##### Exercise inputs
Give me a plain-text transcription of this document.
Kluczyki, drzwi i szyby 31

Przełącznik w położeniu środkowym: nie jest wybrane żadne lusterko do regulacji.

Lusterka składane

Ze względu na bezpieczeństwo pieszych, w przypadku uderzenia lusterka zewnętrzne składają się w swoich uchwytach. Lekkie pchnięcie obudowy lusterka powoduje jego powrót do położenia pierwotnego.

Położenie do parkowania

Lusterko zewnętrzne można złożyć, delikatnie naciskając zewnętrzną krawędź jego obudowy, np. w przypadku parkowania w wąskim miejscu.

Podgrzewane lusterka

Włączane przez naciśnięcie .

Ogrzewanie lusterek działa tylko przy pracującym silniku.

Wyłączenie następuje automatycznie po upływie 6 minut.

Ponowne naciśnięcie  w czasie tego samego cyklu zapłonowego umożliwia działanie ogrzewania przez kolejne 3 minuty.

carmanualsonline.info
##########
_Task goal_
The records above should be duplicated in full, exactly as given.

_Reply_
Give me a plain-text transcription of this document.
Kluczyki, drzwi i szyby 31

Przełącznik w położeniu środkowym: nie jest wybrane żadne lusterko do regulacji.

Lusterka składane

Ze względu na bezpieczeństwo pieszych, w przypadku uderzenia lusterka zewnętrzne składają się w swoich uchwytach. Lekkie pchnięcie obudowy lusterka powoduje jego powrót do położenia pierwotnego.

Położenie do parkowania

Lusterko zewnętrzne można złożyć, delikatnie naciskając zewnętrzną krawędź jego obudowy, np. w przypadku parkowania w wąskim miejscu.

Podgrzewane lusterka

Włączane przez naciśnięcie .

Ogrzewanie lusterek działa tylko przy pracującym silniku.

Wyłączenie następuje automatycznie po upływie 6 minut.

Ponowne naciśnięcie  w czasie tego samego cyklu zapłonowego umożliwia działanie ogrzewania przez kolejne 3 minuty.

carmanualsonline.info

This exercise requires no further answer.